Word for word, quote all of the material, omitting the pictures.

Start of The input

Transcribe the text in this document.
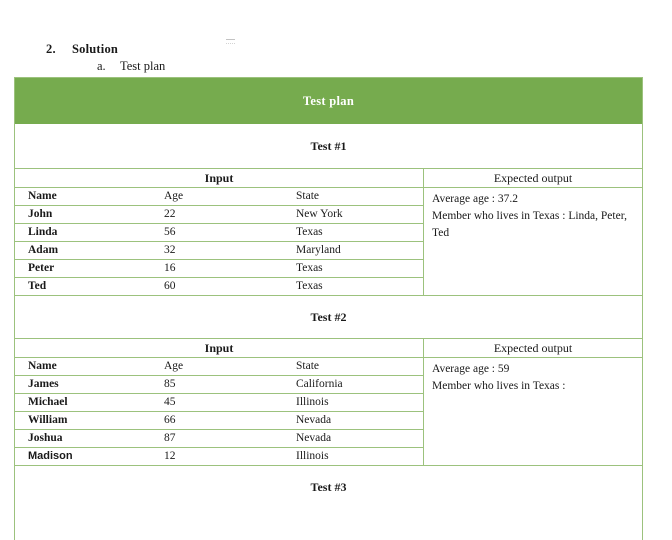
2. Solution
a. Test plan
Test plan
Test #1
Input
Name	Age	State
John	22	New York
Linda	56	Texas
Adam	32	Maryland
Peter	16	Texas
Ted	60	Texas
Expected output
Average age : 37.2
Member who lives in Texas : Linda, Peter, Ted
Test #2
Input
Name	Age	State
James	85	California
Michael	45	Illinois
William	66	Nevada
Joshua	87	Nevada
Madison	12	Illinois
Expected output
Average age : 59
Member who lives in Texas :
Test #3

End of The input

### Result of the exercise
Transcribe the text in this document.
2. Solution
a. Test plan
Test plan
Test #1
Input
Name	Age	State
John	22	New York
Linda	56	Texas
Adam	32	Maryland
Peter	16	Texas
Ted	60	Texas
Expected output
Average age : 37.2
Member who lives in Texas : Linda, Peter, Ted
Test #2
Input
Name	Age	State
James	85	California
Michael	45	Illinois
William	66	Nevada
Joshua	87	Nevada
Madison	12	Illinois
Expected output
Average age : 59
Member who lives in Texas :
Test #3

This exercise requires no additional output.